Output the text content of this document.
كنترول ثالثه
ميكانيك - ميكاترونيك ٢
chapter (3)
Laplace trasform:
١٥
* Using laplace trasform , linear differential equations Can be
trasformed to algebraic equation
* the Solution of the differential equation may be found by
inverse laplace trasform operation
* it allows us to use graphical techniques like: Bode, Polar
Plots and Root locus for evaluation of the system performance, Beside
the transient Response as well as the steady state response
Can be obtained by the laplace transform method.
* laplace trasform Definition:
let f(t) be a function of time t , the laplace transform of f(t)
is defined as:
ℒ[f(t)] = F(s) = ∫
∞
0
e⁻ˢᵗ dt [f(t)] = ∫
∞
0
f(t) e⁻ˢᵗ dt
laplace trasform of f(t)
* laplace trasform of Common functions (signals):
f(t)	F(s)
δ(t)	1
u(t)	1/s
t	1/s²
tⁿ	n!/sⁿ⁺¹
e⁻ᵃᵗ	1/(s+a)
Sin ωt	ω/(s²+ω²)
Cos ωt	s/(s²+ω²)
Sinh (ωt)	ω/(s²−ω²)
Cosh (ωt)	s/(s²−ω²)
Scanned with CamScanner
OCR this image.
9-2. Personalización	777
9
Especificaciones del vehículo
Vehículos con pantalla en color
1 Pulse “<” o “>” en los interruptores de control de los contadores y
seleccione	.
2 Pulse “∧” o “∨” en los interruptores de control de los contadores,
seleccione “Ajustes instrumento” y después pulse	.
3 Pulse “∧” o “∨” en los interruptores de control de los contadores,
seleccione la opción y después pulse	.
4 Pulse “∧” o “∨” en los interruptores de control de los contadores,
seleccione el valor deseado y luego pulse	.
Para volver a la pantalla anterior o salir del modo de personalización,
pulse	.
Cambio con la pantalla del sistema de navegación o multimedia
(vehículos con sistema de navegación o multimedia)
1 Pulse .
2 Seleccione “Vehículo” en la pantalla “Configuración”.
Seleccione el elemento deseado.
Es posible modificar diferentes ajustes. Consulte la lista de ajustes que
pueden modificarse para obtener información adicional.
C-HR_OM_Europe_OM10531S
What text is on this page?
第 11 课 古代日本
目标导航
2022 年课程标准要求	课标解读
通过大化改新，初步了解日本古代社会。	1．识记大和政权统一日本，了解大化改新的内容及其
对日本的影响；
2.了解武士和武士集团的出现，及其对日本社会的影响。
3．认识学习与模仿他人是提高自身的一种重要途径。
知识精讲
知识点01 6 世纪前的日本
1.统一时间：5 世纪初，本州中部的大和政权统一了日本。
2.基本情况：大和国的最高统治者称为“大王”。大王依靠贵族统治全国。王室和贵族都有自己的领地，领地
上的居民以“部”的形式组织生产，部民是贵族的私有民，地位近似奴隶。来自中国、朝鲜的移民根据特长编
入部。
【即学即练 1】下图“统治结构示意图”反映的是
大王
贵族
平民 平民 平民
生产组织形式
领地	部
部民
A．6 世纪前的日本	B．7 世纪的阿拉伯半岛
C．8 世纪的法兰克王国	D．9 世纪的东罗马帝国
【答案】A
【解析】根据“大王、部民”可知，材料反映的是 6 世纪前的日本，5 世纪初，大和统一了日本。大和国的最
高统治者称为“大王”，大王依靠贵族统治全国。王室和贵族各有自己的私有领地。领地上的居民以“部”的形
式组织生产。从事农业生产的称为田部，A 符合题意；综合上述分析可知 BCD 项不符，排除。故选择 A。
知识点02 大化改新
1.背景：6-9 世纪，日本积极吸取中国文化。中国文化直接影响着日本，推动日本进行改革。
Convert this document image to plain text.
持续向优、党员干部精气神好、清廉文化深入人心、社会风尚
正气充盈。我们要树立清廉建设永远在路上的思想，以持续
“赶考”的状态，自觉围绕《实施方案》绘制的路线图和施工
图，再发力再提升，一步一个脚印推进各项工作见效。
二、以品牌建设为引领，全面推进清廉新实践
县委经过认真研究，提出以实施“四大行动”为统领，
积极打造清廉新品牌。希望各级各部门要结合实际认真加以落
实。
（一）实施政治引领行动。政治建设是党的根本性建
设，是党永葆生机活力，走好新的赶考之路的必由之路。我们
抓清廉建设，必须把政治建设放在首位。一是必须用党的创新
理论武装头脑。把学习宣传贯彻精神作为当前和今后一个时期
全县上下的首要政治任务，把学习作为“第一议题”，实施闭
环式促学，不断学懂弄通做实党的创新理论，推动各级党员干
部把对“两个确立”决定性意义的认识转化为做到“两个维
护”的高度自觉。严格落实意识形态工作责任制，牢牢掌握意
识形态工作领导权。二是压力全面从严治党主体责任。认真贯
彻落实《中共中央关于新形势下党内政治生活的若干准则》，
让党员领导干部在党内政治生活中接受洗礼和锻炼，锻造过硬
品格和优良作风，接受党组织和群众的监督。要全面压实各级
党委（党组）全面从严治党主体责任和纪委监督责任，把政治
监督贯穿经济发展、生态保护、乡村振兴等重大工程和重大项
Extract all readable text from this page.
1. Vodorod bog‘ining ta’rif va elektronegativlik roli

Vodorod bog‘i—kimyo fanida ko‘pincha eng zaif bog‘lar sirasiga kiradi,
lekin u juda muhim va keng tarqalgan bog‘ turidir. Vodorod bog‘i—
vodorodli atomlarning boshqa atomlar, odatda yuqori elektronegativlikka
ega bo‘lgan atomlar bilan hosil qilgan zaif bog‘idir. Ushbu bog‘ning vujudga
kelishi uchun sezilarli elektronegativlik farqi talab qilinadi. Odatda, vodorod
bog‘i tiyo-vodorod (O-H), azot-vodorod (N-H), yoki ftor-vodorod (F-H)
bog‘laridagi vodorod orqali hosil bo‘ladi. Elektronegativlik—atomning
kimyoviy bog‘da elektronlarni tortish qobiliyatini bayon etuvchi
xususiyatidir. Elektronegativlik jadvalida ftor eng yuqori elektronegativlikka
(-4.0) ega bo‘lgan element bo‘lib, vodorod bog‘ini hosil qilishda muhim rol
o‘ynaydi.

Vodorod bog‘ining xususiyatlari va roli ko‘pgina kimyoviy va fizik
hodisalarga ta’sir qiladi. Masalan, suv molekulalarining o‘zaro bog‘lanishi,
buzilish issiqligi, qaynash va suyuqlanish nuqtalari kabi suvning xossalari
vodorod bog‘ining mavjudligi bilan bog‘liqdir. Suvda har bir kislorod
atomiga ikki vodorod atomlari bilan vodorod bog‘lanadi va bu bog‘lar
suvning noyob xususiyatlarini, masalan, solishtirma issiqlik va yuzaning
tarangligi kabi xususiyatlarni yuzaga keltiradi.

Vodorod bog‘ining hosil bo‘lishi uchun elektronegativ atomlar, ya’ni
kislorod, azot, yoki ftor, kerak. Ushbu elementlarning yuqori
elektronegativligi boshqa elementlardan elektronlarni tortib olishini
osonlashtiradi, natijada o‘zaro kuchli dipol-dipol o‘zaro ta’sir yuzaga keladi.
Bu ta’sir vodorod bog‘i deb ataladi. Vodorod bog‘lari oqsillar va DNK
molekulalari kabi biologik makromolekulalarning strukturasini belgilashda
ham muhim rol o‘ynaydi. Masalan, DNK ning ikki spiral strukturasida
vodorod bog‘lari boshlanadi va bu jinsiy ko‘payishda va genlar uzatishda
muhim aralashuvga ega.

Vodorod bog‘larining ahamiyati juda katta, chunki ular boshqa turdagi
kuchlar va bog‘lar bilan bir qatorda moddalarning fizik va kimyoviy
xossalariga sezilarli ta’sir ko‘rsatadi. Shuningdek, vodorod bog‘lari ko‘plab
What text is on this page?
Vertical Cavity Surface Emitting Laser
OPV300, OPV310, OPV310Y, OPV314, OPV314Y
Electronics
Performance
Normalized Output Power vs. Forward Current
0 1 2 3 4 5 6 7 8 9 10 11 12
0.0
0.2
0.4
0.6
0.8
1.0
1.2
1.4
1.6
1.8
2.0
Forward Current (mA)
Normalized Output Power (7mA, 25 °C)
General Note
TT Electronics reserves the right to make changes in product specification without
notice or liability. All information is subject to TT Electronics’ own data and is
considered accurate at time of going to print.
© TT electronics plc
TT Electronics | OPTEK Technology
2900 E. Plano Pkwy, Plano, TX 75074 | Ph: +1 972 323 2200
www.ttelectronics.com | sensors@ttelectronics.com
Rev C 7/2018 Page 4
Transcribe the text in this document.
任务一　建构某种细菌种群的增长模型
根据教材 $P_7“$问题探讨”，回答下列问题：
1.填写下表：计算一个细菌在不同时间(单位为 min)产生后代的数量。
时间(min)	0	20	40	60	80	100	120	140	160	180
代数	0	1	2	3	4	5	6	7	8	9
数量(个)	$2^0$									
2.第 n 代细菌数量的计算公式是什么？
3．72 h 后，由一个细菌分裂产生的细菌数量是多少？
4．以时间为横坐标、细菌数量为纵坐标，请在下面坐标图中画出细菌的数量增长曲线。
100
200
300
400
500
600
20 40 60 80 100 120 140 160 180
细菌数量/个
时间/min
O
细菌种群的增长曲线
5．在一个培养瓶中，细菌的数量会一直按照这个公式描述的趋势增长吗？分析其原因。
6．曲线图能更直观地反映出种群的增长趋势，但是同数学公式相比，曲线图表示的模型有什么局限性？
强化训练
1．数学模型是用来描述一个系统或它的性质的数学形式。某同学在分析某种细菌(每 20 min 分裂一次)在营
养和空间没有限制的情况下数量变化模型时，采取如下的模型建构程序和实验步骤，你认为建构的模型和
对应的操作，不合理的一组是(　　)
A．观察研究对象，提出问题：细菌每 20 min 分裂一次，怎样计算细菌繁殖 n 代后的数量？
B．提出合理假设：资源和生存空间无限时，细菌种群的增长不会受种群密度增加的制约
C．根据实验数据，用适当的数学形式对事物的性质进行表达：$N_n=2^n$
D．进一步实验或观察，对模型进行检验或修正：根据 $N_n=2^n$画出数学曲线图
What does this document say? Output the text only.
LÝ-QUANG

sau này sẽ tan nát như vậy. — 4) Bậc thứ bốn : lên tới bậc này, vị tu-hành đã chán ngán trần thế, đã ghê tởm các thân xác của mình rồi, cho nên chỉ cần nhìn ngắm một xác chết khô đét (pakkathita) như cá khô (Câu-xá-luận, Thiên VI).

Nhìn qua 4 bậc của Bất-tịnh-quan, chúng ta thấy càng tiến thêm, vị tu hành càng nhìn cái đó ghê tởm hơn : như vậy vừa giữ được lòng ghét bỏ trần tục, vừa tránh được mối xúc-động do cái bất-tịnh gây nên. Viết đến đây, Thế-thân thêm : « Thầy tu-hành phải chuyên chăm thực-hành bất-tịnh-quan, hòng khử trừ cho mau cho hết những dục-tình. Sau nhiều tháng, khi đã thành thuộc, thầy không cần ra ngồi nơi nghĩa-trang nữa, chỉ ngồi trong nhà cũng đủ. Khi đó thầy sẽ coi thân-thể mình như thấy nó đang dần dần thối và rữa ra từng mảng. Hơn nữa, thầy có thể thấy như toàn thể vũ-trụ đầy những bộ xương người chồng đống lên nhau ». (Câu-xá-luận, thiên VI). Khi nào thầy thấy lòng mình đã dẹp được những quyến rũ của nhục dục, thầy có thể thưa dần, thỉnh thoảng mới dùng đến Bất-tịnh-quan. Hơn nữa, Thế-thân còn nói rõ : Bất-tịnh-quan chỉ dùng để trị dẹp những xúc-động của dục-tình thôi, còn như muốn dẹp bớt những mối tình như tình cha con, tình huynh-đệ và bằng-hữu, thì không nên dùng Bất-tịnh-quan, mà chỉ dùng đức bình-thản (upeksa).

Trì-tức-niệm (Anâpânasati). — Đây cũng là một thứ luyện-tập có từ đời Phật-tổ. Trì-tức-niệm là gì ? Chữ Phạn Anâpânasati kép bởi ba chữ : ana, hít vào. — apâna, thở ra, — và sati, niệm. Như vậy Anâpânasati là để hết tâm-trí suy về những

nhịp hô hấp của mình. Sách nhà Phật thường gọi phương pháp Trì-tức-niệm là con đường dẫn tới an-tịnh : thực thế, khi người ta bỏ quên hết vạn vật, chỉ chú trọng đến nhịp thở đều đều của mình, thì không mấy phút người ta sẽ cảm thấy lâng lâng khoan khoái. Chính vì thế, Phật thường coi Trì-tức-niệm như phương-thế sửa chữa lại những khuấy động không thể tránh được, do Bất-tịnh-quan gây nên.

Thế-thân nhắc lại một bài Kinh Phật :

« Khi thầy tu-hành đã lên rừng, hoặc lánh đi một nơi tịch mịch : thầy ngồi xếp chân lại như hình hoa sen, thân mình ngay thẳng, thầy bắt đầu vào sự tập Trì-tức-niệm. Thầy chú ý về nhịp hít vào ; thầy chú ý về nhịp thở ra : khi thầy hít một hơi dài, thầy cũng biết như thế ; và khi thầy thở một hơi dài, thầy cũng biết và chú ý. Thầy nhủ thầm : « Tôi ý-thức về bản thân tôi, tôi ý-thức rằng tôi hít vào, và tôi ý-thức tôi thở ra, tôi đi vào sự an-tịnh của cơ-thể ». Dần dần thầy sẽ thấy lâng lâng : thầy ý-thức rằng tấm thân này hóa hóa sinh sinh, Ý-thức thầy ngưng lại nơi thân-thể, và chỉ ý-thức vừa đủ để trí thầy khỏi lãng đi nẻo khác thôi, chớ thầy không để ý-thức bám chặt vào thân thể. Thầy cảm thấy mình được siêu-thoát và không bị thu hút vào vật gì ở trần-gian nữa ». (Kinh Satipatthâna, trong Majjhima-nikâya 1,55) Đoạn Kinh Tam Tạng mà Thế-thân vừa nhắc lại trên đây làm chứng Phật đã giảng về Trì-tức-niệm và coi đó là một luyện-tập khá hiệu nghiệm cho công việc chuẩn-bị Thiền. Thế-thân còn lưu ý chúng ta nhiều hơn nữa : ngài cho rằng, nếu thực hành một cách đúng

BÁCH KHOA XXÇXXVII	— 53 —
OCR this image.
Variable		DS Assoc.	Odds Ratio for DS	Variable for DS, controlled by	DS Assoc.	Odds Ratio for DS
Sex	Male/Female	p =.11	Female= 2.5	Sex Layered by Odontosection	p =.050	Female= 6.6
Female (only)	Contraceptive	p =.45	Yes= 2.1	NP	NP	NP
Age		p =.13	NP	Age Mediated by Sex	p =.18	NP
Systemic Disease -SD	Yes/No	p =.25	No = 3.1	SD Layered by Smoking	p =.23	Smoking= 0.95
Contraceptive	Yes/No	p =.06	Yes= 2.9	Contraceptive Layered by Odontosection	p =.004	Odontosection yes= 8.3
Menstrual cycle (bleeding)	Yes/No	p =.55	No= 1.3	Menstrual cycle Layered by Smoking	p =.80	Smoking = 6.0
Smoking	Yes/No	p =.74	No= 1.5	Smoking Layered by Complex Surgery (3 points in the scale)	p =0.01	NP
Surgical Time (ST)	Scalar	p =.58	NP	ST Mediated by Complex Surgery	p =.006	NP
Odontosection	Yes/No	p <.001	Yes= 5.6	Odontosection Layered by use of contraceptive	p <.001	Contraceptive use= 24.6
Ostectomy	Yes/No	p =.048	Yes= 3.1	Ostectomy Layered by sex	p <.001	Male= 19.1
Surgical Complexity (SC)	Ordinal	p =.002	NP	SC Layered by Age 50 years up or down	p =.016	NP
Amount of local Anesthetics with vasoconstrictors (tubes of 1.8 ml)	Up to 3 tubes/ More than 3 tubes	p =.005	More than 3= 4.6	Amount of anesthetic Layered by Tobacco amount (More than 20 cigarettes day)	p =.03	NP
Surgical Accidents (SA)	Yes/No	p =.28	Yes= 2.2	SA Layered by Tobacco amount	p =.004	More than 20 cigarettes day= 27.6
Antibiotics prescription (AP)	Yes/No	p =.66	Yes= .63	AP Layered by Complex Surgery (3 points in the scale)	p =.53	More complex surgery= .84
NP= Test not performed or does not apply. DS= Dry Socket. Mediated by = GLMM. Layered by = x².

==================================================

Each line in the material either holds the string "transform" or does not. State how many do, and nothing else.

2